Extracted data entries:
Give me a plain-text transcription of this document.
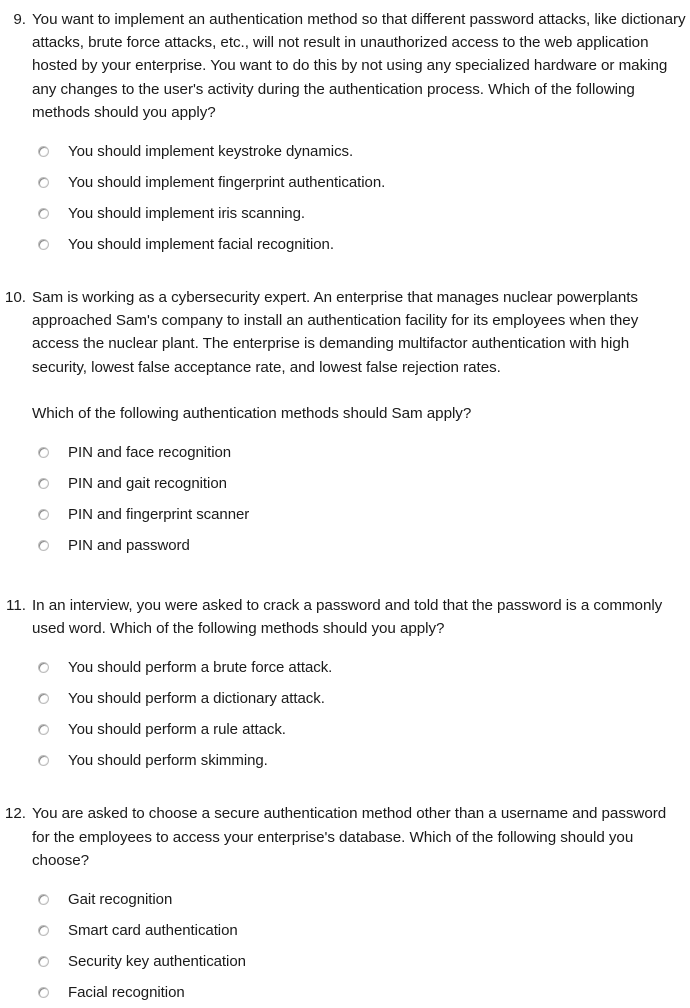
9. You want to implement an authentication method so that different password attacks, like dictionary attacks, brute force attacks, etc., will not result in unauthorized access to the web application hosted by your enterprise. You want to do this by not using any specialized hardware or making any changes to the user's activity during the authentication process. Which of the following methods should you apply?

You should implement keystroke dynamics.
You should implement fingerprint authentication.
You should implement iris scanning.
You should implement facial recognition.
10. Sam is working as a cybersecurity expert. An enterprise that manages nuclear powerplants approached Sam's company to install an authentication facility for its employees when they access the nuclear plant. The enterprise is demanding multifactor authentication with high security, lowest false acceptance rate, and lowest false rejection rates.

Which of the following authentication methods should Sam apply?

PIN and face recognition
PIN and gait recognition
PIN and fingerprint scanner
PIN and password
11. In an interview, you were asked to crack a password and told that the password is a commonly used word. Which of the following methods should you apply?

You should perform a brute force attack.
You should perform a dictionary attack.
You should perform a rule attack.
You should perform skimming.
12. You are asked to choose a secure authentication method other than a username and password for the employees to access your enterprise's database. Which of the following should you choose?

Gait recognition
Smart card authentication
Security key authentication
Facial recognition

◆ Exercise instructions ◆
Restate each of the entries above word for word and skip every image.

◆ Answer to the task ◆
Give me a plain-text transcription of this document.
9. You want to implement an authentication method so that different password attacks, like dictionary attacks, brute force attacks, etc., will not result in unauthorized access to the web application hosted by your enterprise. You want to do this by not using any specialized hardware or making any changes to the user's activity during the authentication process. Which of the following methods should you apply?

You should implement keystroke dynamics.
You should implement fingerprint authentication.
You should implement iris scanning.
You should implement facial recognition.
10. Sam is working as a cybersecurity expert. An enterprise that manages nuclear powerplants approached Sam's company to install an authentication facility for its employees when they access the nuclear plant. The enterprise is demanding multifactor authentication with high security, lowest false acceptance rate, and lowest false rejection rates.

Which of the following authentication methods should Sam apply?

PIN and face recognition
PIN and gait recognition
PIN and fingerprint scanner
PIN and password
11. In an interview, you were asked to crack a password and told that the password is a commonly used word. Which of the following methods should you apply?

You should perform a brute force attack.
You should perform a dictionary attack.
You should perform a rule attack.
You should perform skimming.
12. You are asked to choose a secure authentication method other than a username and password for the employees to access your enterprise's database. Which of the following should you choose?

Gait recognition
Smart card authentication
Security key authentication
Facial recognition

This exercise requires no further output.